● WHAT TO PRODUCE: Extract every line that contains the word "CONTROL".

Stored data entries:
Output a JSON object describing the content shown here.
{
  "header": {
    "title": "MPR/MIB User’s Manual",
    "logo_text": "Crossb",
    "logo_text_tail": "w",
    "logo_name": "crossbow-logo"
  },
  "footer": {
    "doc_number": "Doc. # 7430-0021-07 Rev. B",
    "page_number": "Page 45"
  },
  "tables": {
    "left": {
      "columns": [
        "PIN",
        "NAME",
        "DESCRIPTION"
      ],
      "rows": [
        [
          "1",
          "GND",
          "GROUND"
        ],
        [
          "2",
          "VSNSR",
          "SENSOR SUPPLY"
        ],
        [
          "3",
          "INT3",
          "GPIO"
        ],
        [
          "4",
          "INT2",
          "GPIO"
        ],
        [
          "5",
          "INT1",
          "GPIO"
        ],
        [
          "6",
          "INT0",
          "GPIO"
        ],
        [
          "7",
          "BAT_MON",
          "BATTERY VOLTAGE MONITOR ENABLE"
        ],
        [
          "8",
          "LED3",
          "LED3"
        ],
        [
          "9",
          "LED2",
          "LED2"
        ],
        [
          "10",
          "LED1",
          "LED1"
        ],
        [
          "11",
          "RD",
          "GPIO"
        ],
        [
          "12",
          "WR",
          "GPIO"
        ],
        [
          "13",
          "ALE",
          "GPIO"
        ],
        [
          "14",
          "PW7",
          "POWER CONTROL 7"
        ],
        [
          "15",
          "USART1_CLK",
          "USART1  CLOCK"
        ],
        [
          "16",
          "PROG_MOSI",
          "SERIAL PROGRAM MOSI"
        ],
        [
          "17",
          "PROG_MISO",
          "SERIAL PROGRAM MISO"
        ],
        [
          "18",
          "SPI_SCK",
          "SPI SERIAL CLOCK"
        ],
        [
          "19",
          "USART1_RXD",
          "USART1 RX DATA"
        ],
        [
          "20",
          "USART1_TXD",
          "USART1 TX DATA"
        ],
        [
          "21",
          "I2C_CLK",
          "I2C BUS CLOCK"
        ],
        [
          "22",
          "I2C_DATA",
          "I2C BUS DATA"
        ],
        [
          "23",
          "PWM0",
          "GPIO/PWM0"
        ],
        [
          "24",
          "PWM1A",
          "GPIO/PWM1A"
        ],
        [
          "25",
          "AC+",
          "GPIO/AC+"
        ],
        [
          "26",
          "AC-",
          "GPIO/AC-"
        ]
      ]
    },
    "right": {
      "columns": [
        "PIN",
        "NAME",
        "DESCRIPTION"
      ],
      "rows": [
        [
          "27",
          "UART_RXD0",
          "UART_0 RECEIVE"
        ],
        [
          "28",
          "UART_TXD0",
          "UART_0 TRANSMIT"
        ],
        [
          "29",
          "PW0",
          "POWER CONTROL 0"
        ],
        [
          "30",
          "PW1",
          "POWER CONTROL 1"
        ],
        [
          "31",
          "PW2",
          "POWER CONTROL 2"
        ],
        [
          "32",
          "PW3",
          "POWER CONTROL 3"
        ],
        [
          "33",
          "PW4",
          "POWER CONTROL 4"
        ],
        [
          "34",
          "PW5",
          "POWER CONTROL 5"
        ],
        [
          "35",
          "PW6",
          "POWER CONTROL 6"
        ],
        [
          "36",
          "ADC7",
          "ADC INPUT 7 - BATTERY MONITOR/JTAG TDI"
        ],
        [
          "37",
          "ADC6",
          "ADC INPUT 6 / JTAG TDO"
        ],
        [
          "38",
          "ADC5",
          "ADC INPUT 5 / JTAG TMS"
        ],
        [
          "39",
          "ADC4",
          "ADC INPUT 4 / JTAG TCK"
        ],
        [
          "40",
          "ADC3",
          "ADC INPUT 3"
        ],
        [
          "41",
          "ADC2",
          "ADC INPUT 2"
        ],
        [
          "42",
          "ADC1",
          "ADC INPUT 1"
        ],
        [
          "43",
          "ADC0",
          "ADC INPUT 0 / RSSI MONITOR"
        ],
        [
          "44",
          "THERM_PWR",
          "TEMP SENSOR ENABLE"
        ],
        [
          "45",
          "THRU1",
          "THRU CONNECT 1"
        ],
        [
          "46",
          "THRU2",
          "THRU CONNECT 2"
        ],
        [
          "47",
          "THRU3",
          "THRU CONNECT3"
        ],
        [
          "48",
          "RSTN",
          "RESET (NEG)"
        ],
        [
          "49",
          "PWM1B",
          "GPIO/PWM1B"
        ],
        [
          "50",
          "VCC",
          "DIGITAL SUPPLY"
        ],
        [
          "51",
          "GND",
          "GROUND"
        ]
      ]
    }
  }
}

● ANSWER IN FULL:
          "POWER CONTROL 7"
          "POWER CONTROL 0"
          "POWER CONTROL 1"
          "POWER CONTROL 2"
          "POWER CONTROL 3"
          "POWER CONTROL 4"
          "POWER CONTROL 5"
          "POWER CONTROL 6"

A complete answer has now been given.